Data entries
--

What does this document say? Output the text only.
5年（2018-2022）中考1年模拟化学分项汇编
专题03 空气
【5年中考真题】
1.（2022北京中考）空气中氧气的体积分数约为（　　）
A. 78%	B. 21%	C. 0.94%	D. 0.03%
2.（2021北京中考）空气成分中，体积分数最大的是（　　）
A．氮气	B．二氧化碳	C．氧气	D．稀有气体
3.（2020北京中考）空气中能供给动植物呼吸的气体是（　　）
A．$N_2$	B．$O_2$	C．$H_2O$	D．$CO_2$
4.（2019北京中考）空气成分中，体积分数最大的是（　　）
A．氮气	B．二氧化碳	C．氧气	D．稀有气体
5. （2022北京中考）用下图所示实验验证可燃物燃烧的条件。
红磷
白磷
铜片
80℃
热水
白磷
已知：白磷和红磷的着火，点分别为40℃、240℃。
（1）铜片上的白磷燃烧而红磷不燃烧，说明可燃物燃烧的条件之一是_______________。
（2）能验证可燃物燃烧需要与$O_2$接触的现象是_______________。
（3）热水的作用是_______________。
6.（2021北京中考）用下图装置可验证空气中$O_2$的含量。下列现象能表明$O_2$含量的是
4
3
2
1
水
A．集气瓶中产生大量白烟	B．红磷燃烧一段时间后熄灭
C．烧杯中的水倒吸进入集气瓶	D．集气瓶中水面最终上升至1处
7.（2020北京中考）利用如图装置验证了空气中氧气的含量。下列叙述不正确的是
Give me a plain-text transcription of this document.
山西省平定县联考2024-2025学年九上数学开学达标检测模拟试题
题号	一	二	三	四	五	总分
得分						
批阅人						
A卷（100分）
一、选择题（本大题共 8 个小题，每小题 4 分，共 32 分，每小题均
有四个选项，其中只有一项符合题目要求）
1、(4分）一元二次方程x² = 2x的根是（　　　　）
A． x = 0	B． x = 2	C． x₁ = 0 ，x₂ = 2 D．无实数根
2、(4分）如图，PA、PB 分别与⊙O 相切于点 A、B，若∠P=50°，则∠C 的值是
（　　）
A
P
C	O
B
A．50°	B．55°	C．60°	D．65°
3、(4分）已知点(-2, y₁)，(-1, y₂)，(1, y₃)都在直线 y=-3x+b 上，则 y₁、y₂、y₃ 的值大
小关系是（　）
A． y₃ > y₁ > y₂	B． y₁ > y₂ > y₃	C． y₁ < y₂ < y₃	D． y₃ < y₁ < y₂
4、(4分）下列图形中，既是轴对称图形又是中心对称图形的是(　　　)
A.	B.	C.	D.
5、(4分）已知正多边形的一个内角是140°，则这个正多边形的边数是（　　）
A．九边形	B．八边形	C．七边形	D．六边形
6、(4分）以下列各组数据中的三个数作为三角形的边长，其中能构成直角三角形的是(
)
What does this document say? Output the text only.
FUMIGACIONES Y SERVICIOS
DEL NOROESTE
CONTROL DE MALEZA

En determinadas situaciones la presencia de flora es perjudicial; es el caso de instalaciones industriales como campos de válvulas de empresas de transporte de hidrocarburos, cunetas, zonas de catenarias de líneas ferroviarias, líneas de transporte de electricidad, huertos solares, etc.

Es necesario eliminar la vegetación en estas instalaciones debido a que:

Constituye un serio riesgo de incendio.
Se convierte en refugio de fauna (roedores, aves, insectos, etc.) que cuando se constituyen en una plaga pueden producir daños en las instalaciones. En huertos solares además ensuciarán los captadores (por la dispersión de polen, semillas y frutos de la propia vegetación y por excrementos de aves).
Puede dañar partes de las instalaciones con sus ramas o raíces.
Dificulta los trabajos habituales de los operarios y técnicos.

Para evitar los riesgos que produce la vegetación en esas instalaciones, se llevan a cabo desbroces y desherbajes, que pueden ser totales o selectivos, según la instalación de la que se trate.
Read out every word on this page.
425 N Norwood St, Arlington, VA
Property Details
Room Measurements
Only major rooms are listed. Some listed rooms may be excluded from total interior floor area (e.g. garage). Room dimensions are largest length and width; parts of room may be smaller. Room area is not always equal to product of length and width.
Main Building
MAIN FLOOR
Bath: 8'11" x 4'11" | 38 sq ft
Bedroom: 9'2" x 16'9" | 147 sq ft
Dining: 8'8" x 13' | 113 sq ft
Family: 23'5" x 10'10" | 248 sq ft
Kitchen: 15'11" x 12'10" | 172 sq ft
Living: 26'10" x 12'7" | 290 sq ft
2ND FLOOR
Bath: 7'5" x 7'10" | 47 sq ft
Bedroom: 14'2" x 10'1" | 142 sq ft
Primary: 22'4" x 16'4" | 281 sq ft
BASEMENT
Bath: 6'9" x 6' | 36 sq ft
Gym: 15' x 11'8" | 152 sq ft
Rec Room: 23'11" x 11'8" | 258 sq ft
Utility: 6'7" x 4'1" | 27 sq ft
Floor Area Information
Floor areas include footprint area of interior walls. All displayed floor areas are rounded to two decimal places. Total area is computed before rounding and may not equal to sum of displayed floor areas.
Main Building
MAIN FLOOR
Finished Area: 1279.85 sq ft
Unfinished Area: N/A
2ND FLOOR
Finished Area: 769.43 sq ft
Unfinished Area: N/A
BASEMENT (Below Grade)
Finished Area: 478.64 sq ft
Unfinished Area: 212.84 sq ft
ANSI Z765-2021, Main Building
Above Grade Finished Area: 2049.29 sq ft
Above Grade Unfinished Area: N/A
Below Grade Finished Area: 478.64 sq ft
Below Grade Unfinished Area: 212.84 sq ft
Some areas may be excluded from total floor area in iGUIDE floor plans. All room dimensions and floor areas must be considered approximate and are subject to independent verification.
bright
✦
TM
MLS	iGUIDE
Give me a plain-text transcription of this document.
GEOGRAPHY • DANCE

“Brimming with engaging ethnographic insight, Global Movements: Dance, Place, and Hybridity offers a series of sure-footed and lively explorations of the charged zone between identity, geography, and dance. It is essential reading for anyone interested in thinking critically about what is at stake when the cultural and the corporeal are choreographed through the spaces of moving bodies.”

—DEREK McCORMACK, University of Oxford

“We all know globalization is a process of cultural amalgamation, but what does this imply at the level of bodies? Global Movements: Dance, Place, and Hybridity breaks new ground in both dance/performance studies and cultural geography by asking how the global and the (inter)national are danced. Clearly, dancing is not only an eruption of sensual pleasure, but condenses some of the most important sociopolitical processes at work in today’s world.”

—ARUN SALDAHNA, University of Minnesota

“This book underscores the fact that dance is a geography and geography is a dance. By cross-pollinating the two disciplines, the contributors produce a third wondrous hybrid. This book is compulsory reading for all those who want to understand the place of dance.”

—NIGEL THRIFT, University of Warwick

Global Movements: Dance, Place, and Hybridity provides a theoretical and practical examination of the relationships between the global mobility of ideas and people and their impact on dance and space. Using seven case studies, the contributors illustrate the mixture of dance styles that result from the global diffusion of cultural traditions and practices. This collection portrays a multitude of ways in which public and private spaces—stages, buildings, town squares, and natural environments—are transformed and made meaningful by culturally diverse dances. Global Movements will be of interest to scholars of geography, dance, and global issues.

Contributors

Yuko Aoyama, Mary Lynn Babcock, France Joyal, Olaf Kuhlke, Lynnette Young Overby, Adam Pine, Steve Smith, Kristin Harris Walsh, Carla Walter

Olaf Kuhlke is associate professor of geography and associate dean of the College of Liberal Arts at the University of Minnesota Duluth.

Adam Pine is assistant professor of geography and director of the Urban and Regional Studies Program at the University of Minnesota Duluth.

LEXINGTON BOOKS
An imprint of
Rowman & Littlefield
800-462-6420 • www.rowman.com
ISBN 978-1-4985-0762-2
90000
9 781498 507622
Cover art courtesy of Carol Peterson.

--

▶ [GIVEN EXERCISE] Quote every record above exactly.

▶ [SOLUTION]
What does this document say? Output the text only.
5年（2018-2022）中考1年模拟化学分项汇编
专题03 空气
【5年中考真题】
1.（2022北京中考）空气中氧气的体积分数约为（　　）
A. 78%	B. 21%	C. 0.94%	D. 0.03%
2.（2021北京中考）空气成分中，体积分数最大的是（　　）
A．氮气	B．二氧化碳	C．氧气	D．稀有气体
3.（2020北京中考）空气中能供给动植物呼吸的气体是（　　）
A．$N_2$	B．$O_2$	C．$H_2O$	D．$CO_2$
4.（2019北京中考）空气成分中，体积分数最大的是（　　）
A．氮气	B．二氧化碳	C．氧气	D．稀有气体
5. （2022北京中考）用下图所示实验验证可燃物燃烧的条件。
红磷
白磷
铜片
80℃
热水
白磷
已知：白磷和红磷的着火，点分别为40℃、240℃。
（1）铜片上的白磷燃烧而红磷不燃烧，说明可燃物燃烧的条件之一是_______________。
（2）能验证可燃物燃烧需要与$O_2$接触的现象是_______________。
（3）热水的作用是_______________。
6.（2021北京中考）用下图装置可验证空气中$O_2$的含量。下列现象能表明$O_2$含量的是
4
3
2
1
水
A．集气瓶中产生大量白烟	B．红磷燃烧一段时间后熄灭
C．烧杯中的水倒吸进入集气瓶	D．集气瓶中水面最终上升至1处
7.（2020北京中考）利用如图装置验证了空气中氧气的含量。下列叙述不正确的是
Give me a plain-text transcription of this document.
山西省平定县联考2024-2025学年九上数学开学达标检测模拟试题
题号	一	二	三	四	五	总分
得分						
批阅人						
A卷（100分）
一、选择题（本大题共 8 个小题，每小题 4 分，共 32 分，每小题均
有四个选项，其中只有一项符合题目要求）
1、(4分）一元二次方程x² = 2x的根是（　　　　）
A． x = 0	B． x = 2	C． x₁ = 0 ，x₂ = 2 D．无实数根
2、(4分）如图，PA、PB 分别与⊙O 相切于点 A、B，若∠P=50°，则∠C 的值是
（　　）
A
P
C	O
B
A．50°	B．55°	C．60°	D．65°
3、(4分）已知点(-2, y₁)，(-1, y₂)，(1, y₃)都在直线 y=-3x+b 上，则 y₁、y₂、y₃ 的值大
小关系是（　）
A． y₃ > y₁ > y₂	B． y₁ > y₂ > y₃	C． y₁ < y₂ < y₃	D． y₃ < y₁ < y₂
4、(4分）下列图形中，既是轴对称图形又是中心对称图形的是(　　　)
A.	B.	C.	D.
5、(4分）已知正多边形的一个内角是140°，则这个正多边形的边数是（　　）
A．九边形	B．八边形	C．七边形	D．六边形
6、(4分）以下列各组数据中的三个数作为三角形的边长，其中能构成直角三角形的是(
)
What does this document say? Output the text only.
FUMIGACIONES Y SERVICIOS
DEL NOROESTE
CONTROL DE MALEZA

En determinadas situaciones la presencia de flora es perjudicial; es el caso de instalaciones industriales como campos de válvulas de empresas de transporte de hidrocarburos, cunetas, zonas de catenarias de líneas ferroviarias, líneas de transporte de electricidad, huertos solares, etc.

Es necesario eliminar la vegetación en estas instalaciones debido a que:

Constituye un serio riesgo de incendio.
Se convierte en refugio de fauna (roedores, aves, insectos, etc.) que cuando se constituyen en una plaga pueden producir daños en las instalaciones. En huertos solares además ensuciarán los captadores (por la dispersión de polen, semillas y frutos de la propia vegetación y por excrementos de aves).
Puede dañar partes de las instalaciones con sus ramas o raíces.
Dificulta los trabajos habituales de los operarios y técnicos.

Para evitar los riesgos que produce la vegetación en esas instalaciones, se llevan a cabo desbroces y desherbajes, que pueden ser totales o selectivos, según la instalación de la que se trate.
Read out every word on this page.
425 N Norwood St, Arlington, VA
Property Details
Room Measurements
Only major rooms are listed. Some listed rooms may be excluded from total interior floor area (e.g. garage). Room dimensions are largest length and width; parts of room may be smaller. Room area is not always equal to product of length and width.
Main Building
MAIN FLOOR
Bath: 8'11" x 4'11" | 38 sq ft
Bedroom: 9'2" x 16'9" | 147 sq ft
Dining: 8'8" x 13' | 113 sq ft
Family: 23'5" x 10'10" | 248 sq ft
Kitchen: 15'11" x 12'10" | 172 sq ft
Living: 26'10" x 12'7" | 290 sq ft
2ND FLOOR
Bath: 7'5" x 7'10" | 47 sq ft
Bedroom: 14'2" x 10'1" | 142 sq ft
Primary: 22'4" x 16'4" | 281 sq ft
BASEMENT
Bath: 6'9" x 6' | 36 sq ft
Gym: 15' x 11'8" | 152 sq ft
Rec Room: 23'11" x 11'8" | 258 sq ft
Utility: 6'7" x 4'1" | 27 sq ft
Floor Area Information
Floor areas include footprint area of interior walls. All displayed floor areas are rounded to two decimal places. Total area is computed before rounding and may not equal to sum of displayed floor areas.
Main Building
MAIN FLOOR
Finished Area: 1279.85 sq ft
Unfinished Area: N/A
2ND FLOOR
Finished Area: 769.43 sq ft
Unfinished Area: N/A
BASEMENT (Below Grade)
Finished Area: 478.64 sq ft
Unfinished Area: 212.84 sq ft
ANSI Z765-2021, Main Building
Above Grade Finished Area: 2049.29 sq ft
Above Grade Unfinished Area: N/A
Below Grade Finished Area: 478.64 sq ft
Below Grade Unfinished Area: 212.84 sq ft
Some areas may be excluded from total floor area in iGUIDE floor plans. All room dimensions and floor areas must be considered approximate and are subject to independent verification.
bright
✦
TM
MLS	iGUIDE
Give me a plain-text transcription of this document.
GEOGRAPHY • DANCE

“Brimming with engaging ethnographic insight, Global Movements: Dance, Place, and Hybridity offers a series of sure-footed and lively explorations of the charged zone between identity, geography, and dance. It is essential reading for anyone interested in thinking critically about what is at stake when the cultural and the corporeal are choreographed through the spaces of moving bodies.”

—DEREK McCORMACK, University of Oxford

“We all know globalization is a process of cultural amalgamation, but what does this imply at the level of bodies? Global Movements: Dance, Place, and Hybridity breaks new ground in both dance/performance studies and cultural geography by asking how the global and the (inter)national are danced. Clearly, dancing is not only an eruption of sensual pleasure, but condenses some of the most important sociopolitical processes at work in today’s world.”

—ARUN SALDAHNA, University of Minnesota

“This book underscores the fact that dance is a geography and geography is a dance. By cross-pollinating the two disciplines, the contributors produce a third wondrous hybrid. This book is compulsory reading for all those who want to understand the place of dance.”

—NIGEL THRIFT, University of Warwick

Global Movements: Dance, Place, and Hybridity provides a theoretical and practical examination of the relationships between the global mobility of ideas and people and their impact on dance and space. Using seven case studies, the contributors illustrate the mixture of dance styles that result from the global diffusion of cultural traditions and practices. This collection portrays a multitude of ways in which public and private spaces—stages, buildings, town squares, and natural environments—are transformed and made meaningful by culturally diverse dances. Global Movements will be of interest to scholars of geography, dance, and global issues.

Contributors

Yuko Aoyama, Mary Lynn Babcock, France Joyal, Olaf Kuhlke, Lynnette Young Overby, Adam Pine, Steve Smith, Kristin Harris Walsh, Carla Walter

Olaf Kuhlke is associate professor of geography and associate dean of the College of Liberal Arts at the University of Minnesota Duluth.

Adam Pine is assistant professor of geography and director of the Urban and Regional Studies Program at the University of Minnesota Duluth.

LEXINGTON BOOKS
An imprint of
Rowman & Littlefield
800-462-6420 • www.rowman.com
ISBN 978-1-4985-0762-2
90000
9 781498 507622
Cover art courtesy of Carol Peterson.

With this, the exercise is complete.